> [Your goal]
Repeat the full listing below verbatim and keep the images out.

(Figure content listings)
"""

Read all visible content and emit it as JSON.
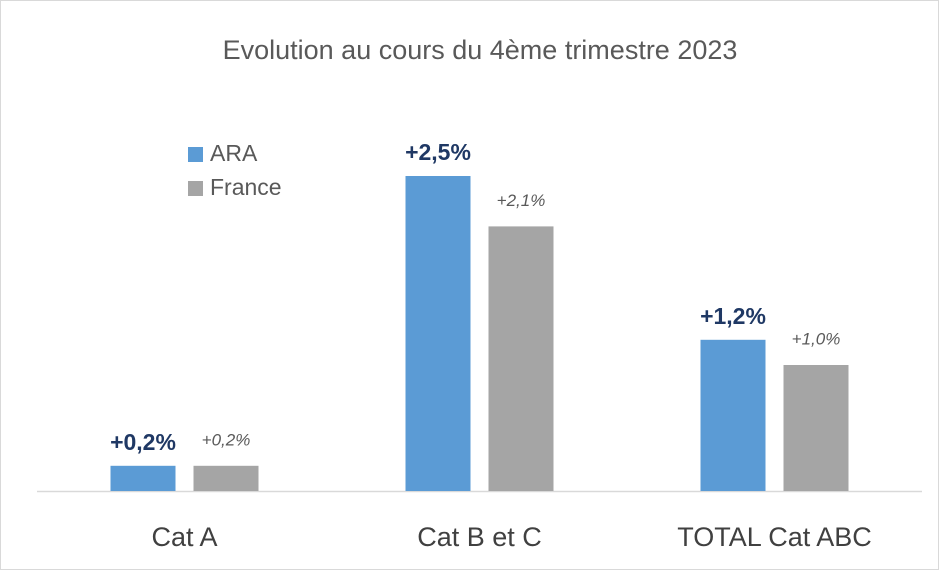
{
  "chart_data": {
    "type": "bar",
    "title": "Evolution au cours du 4ème trimestre 2023",
    "categories": [
      "Cat A",
      "Cat B et C",
      "TOTAL Cat ABC"
    ],
    "series": [
      {
        "name": "ARA",
        "color": "#5b9bd5",
        "values": [
          0.2,
          2.5,
          1.2
        ],
        "value_labels": [
          "+0,2%",
          "+2,5%",
          "+1,2%"
        ]
      },
      {
        "name": "France",
        "color": "#a5a5a5",
        "values": [
          0.2,
          2.1,
          1.0
        ],
        "value_labels": [
          "+0,2%",
          "+2,1%",
          "+1,0%"
        ]
      }
    ]
  }
}
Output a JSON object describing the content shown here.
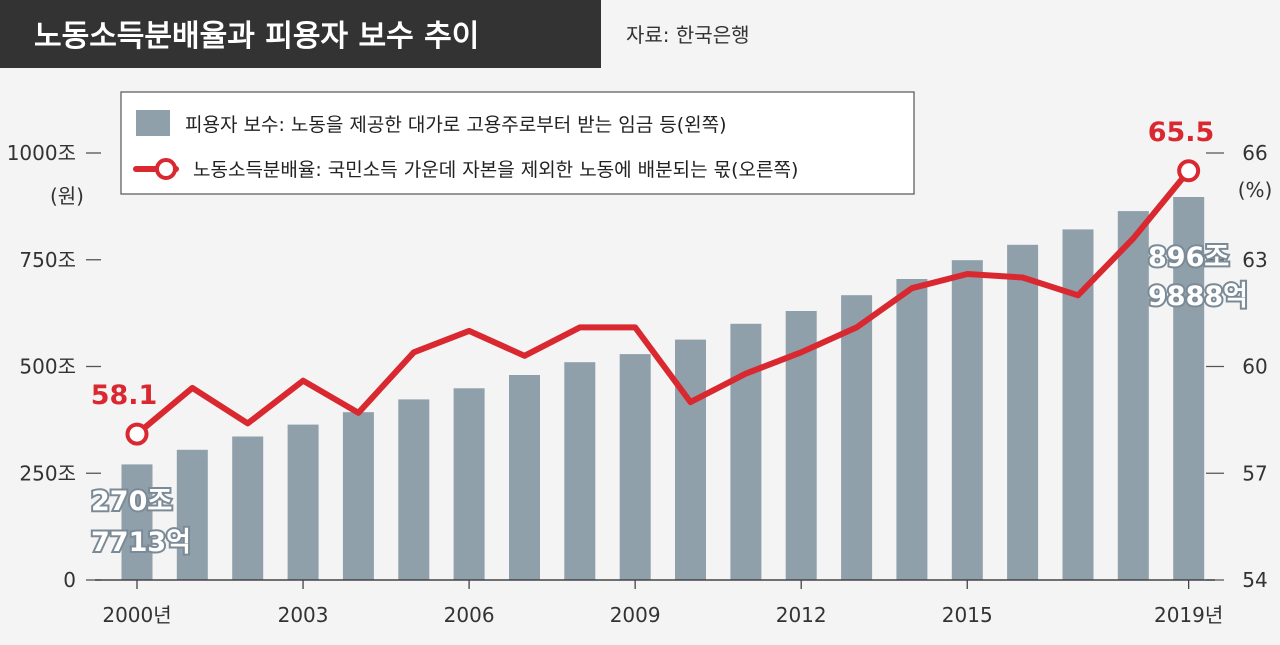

"""

> [Output]
Read all visible content and emit it as JSON.
{
  "chart_data": {
    "type": "bar",
    "title": "Evolution au cours du 4ème trimestre 2023",
    "categories": [
      "Cat A",
      "Cat B et C",
      "TOTAL Cat ABC"
    ],
    "series": [
      {
        "name": "ARA",
        "color": "#5b9bd5",
        "values": [
          0.2,
          2.5,
          1.2
        ],
        "value_labels": [
          "+0,2%",
          "+2,5%",
          "+1,2%"
        ]
      },
      {
        "name": "France",
        "color": "#a5a5a5",
        "values": [
          0.2,
          2.1,
          1.0
        ],
        "value_labels": [
          "+0,2%",
          "+2,1%",
          "+1,0%"
        ]
      }
    ]
  }
}
Output a JSON object describing the content shown here.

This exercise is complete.